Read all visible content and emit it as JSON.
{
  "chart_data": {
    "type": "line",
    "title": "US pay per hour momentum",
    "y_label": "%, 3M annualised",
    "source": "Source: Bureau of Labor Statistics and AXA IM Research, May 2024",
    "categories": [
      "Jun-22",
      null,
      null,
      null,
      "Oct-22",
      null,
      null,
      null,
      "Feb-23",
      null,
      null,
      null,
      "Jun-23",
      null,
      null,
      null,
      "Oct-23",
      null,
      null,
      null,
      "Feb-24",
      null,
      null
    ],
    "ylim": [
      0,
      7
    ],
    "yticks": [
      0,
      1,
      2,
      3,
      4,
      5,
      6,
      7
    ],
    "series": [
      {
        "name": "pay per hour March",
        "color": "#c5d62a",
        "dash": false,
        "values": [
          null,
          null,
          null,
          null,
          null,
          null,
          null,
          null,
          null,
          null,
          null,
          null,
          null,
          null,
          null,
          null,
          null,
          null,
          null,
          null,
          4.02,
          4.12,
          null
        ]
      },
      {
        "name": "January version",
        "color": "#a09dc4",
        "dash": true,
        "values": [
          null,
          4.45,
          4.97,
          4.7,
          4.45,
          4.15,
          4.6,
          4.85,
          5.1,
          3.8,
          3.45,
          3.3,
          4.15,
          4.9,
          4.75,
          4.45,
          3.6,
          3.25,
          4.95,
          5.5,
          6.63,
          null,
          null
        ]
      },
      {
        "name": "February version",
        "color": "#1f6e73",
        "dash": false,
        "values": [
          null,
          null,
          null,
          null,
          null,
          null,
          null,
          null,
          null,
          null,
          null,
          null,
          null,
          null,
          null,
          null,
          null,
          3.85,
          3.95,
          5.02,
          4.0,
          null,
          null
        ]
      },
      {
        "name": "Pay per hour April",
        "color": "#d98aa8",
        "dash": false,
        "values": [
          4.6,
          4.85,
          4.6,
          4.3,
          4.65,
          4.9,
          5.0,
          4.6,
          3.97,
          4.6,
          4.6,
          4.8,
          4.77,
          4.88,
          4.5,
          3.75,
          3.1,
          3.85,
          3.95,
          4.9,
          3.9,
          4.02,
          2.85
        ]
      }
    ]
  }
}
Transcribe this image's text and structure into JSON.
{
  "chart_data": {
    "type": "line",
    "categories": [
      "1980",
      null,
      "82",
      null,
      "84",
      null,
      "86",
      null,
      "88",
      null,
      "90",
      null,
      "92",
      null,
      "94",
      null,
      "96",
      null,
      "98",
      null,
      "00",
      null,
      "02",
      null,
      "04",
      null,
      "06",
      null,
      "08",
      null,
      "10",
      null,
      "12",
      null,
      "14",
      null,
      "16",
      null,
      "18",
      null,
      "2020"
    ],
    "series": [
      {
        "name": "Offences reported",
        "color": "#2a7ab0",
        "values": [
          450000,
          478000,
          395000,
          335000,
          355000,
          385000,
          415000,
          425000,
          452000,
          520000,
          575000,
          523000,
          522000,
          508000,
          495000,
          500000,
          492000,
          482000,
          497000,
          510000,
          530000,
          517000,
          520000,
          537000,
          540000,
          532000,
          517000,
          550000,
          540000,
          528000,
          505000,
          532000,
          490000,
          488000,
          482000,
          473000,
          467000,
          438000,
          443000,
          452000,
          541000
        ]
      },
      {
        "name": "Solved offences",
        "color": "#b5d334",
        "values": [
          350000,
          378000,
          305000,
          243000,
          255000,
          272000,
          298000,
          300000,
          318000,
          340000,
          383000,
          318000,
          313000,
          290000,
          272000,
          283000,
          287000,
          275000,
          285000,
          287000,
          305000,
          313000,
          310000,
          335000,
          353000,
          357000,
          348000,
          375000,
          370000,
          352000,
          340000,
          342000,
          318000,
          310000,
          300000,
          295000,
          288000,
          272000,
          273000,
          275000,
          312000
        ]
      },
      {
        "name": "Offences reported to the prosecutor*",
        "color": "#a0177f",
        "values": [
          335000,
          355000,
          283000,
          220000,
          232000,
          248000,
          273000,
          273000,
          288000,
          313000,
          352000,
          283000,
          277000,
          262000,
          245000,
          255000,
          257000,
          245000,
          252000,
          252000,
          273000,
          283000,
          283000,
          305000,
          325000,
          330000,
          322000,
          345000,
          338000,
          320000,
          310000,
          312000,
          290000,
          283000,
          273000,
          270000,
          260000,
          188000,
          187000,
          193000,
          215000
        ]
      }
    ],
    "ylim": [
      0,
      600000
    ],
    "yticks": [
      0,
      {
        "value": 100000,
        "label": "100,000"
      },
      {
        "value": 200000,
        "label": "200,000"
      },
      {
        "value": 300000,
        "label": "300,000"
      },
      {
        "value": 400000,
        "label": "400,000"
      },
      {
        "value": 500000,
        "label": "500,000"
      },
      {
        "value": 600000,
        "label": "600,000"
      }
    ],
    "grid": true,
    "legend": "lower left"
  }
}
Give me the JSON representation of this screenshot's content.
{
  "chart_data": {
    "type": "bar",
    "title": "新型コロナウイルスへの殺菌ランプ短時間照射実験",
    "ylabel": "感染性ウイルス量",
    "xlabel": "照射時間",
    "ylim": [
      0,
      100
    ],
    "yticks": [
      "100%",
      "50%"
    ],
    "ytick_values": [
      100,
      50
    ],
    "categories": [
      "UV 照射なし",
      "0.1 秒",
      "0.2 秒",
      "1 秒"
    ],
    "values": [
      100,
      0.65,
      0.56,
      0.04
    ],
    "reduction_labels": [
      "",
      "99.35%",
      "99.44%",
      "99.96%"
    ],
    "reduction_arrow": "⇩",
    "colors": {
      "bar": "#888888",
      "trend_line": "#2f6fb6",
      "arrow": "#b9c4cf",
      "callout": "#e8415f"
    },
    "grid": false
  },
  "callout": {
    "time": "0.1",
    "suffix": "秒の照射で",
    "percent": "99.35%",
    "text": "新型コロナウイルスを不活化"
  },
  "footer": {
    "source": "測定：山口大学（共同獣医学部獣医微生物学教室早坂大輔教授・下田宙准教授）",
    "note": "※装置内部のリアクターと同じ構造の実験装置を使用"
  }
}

═══

## Objective
What is needed here is an exact reproduction of all the entries.

## Exercise response
Read all visible content and emit it as JSON.
{
  "chart_data": {
    "type": "line",
    "title": "US pay per hour momentum",
    "y_label": "%, 3M annualised",
    "source": "Source: Bureau of Labor Statistics and AXA IM Research, May 2024",
    "categories": [
      "Jun-22",
      null,
      null,
      null,
      "Oct-22",
      null,
      null,
      null,
      "Feb-23",
      null,
      null,
      null,
      "Jun-23",
      null,
      null,
      null,
      "Oct-23",
      null,
      null,
      null,
      "Feb-24",
      null,
      null
    ],
    "ylim": [
      0,
      7
    ],
    "yticks": [
      0,
      1,
      2,
      3,
      4,
      5,
      6,
      7
    ],
    "series": [
      {
        "name": "pay per hour March",
        "color": "#c5d62a",
        "dash": false,
        "values": [
          null,
          null,
          null,
          null,
          null,
          null,
          null,
          null,
          null,
          null,
          null,
          null,
          null,
          null,
          null,
          null,
          null,
          null,
          null,
          null,
          4.02,
          4.12,
          null
        ]
      },
      {
        "name": "January version",
        "color": "#a09dc4",
        "dash": true,
        "values": [
          null,
          4.45,
          4.97,
          4.7,
          4.45,
          4.15,
          4.6,
          4.85,
          5.1,
          3.8,
          3.45,
          3.3,
          4.15,
          4.9,
          4.75,
          4.45,
          3.6,
          3.25,
          4.95,
          5.5,
          6.63,
          null,
          null
        ]
      },
      {
        "name": "February version",
        "color": "#1f6e73",
        "dash": false,
        "values": [
          null,
          null,
          null,
          null,
          null,
          null,
          null,
          null,
          null,
          null,
          null,
          null,
          null,
          null,
          null,
          null,
          null,
          3.85,
          3.95,
          5.02,
          4.0,
          null,
          null
        ]
      },
      {
        "name": "Pay per hour April",
        "color": "#d98aa8",
        "dash": false,
        "values": [
          4.6,
          4.85,
          4.6,
          4.3,
          4.65,
          4.9,
          5.0,
          4.6,
          3.97,
          4.6,
          4.6,
          4.8,
          4.77,
          4.88,
          4.5,
          3.75,
          3.1,
          3.85,
          3.95,
          4.9,
          3.9,
          4.02,
          2.85
        ]
      }
    ]
  }
}
Transcribe this image's text and structure into JSON.
{
  "chart_data": {
    "type": "line",
    "categories": [
      "1980",
      null,
      "82",
      null,
      "84",
      null,
      "86",
      null,
      "88",
      null,
      "90",
      null,
      "92",
      null,
      "94",
      null,
      "96",
      null,
      "98",
      null,
      "00",
      null,
      "02",
      null,
      "04",
      null,
      "06",
      null,
      "08",
      null,
      "10",
      null,
      "12",
      null,
      "14",
      null,
      "16",
      null,
      "18",
      null,
      "2020"
    ],
    "series": [
      {
        "name": "Offences reported",
        "color": "#2a7ab0",
        "values": [
          450000,
          478000,
          395000,
          335000,
          355000,
          385000,
          415000,
          425000,
          452000,
          520000,
          575000,
          523000,
          522000,
          508000,
          495000,
          500000,
          492000,
          482000,
          497000,
          510000,
          530000,
          517000,
          520000,
          537000,
          540000,
          532000,
          517000,
          550000,
          540000,
          528000,
          505000,
          532000,
          490000,
          488000,
          482000,
          473000,
          467000,
          438000,
          443000,
          452000,
          541000
        ]
      },
      {
        "name": "Solved offences",
        "color": "#b5d334",
        "values": [
          350000,
          378000,
          305000,
          243000,
          255000,
          272000,
          298000,
          300000,
          318000,
          340000,
          383000,
          318000,
          313000,
          290000,
          272000,
          283000,
          287000,
          275000,
          285000,
          287000,
          305000,
          313000,
          310000,
          335000,
          353000,
          357000,
          348000,
          375000,
          370000,
          352000,
          340000,
          342000,
          318000,
          310000,
          300000,
          295000,
          288000,
          272000,
          273000,
          275000,
          312000
        ]
      },
      {
        "name": "Offences reported to the prosecutor*",
        "color": "#a0177f",
        "values": [
          335000,
          355000,
          283000,
          220000,
          232000,
          248000,
          273000,
          273000,
          288000,
          313000,
          352000,
          283000,
          277000,
          262000,
          245000,
          255000,
          257000,
          245000,
          252000,
          252000,
          273000,
          283000,
          283000,
          305000,
          325000,
          330000,
          322000,
          345000,
          338000,
          320000,
          310000,
          312000,
          290000,
          283000,
          273000,
          270000,
          260000,
          188000,
          187000,
          193000,
          215000
        ]
      }
    ],
    "ylim": [
      0,
      600000
    ],
    "yticks": [
      0,
      {
        "value": 100000,
        "label": "100,000"
      },
      {
        "value": 200000,
        "label": "200,000"
      },
      {
        "value": 300000,
        "label": "300,000"
      },
      {
        "value": 400000,
        "label": "400,000"
      },
      {
        "value": 500000,
        "label": "500,000"
      },
      {
        "value": 600000,
        "label": "600,000"
      }
    ],
    "grid": true,
    "legend": "lower left"
  }
}
Give me the JSON representation of this screenshot's content.
{
  "chart_data": {
    "type": "bar",
    "title": "新型コロナウイルスへの殺菌ランプ短時間照射実験",
    "ylabel": "感染性ウイルス量",
    "xlabel": "照射時間",
    "ylim": [
      0,
      100
    ],
    "yticks": [
      "100%",
      "50%"
    ],
    "ytick_values": [
      100,
      50
    ],
    "categories": [
      "UV 照射なし",
      "0.1 秒",
      "0.2 秒",
      "1 秒"
    ],
    "values": [
      100,
      0.65,
      0.56,
      0.04
    ],
    "reduction_labels": [
      "",
      "99.35%",
      "99.44%",
      "99.96%"
    ],
    "reduction_arrow": "⇩",
    "colors": {
      "bar": "#888888",
      "trend_line": "#2f6fb6",
      "arrow": "#b9c4cf",
      "callout": "#e8415f"
    },
    "grid": false
  },
  "callout": {
    "time": "0.1",
    "suffix": "秒の照射で",
    "percent": "99.35%",
    "text": "新型コロナウイルスを不活化"
  },
  "footer": {
    "source": "測定：山口大学（共同獣医学部獣医微生物学教室早坂大輔教授・下田宙准教授）",
    "note": "※装置内部のリアクターと同じ構造の実験装置を使用"
  }
}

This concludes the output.